Selected excerpt:
José Damiani

Podestá - Alberto Podestá’s memories

he appointment was at one of the venues where the figures that work in Buenos Aires by night are accustomed to meet: El Tío Felipe. There the charming talk of its thoroughly Italian owner makes even more pleasant the dialogue with an artist of our city song tradition in vogue since the 40s up to the present. For over half a century he has been in the crest of the wave, where he knew how to keep his balance, in spite of the waves and the tides that our tango music underwent during that period.

Our interview is with Alberto Podestá and what, in many cases, is made like a chat, with the lovable talkative Gordo (Fats) becomes a monologue:

«Roberto Caló, made me the connection to sing for the orchestra led by his brother Miguel. Its members where the most promising figures of the new generation of our city music. But among them there were two whom I want to highlight, because with the passing of time they would become my brothers-in-life: Armando Pontier and Enrique Francini.

Dataset excerpt:
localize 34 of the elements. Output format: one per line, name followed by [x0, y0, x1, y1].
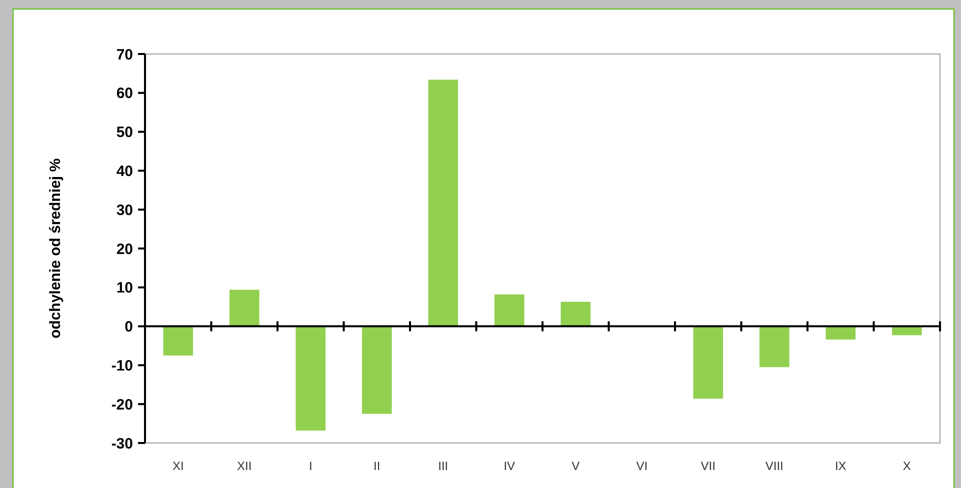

Given task A:
In two sentences, what does the piece on Alberto Podestá's memories say?
Given task B:
How would you render this sentence from the piece on Alberto Podestá's memories in Spanish: "For over half a century he has been in the crest of the wave, where he knew how to keep his balance, in spite of the waves and the tides that our tango music underwent during that period."
Given task C:
Could you transcribe everything in the piece on Alberto Podestá's memories from "Podestá - Alberto" down to "during that period."?

Correct answer A:
The interview with Alberto Podestá took place at El Tío Felipe, a venue where people who work in Buenos Aires by night meet. Podestá has stayed at the top of tango for over half a century, and in a talk that becomes a monologue he recalls that Roberto Caló got him a place singing with the orchestra led by his brother Miguel, whose members included Armando Pontier and Enrique Francini, who would become his "brothers-in-life."

Correct answer B:
Durante más de medio siglo ha estado en la cresta de la ola, donde supo mantener el equilibrio, a pesar de las olas y las mareas que atravesó nuestra música de tango en ese período.

Correct answer C:
Podestá - Alberto Podestá’s memories

he appointment was at one of the venues where the figures that work in Buenos Aires by night are accustomed to meet: El Tío Felipe. There the charming talk of its thoroughly Italian owner makes even more pleasant the dialogue with an artist of our city song tradition in vogue since the 40s up to the present. For over half a century he has been in the crest of the wave, where he knew how to keep his balance, in spite of the waves and the tides that our tango music underwent during that period.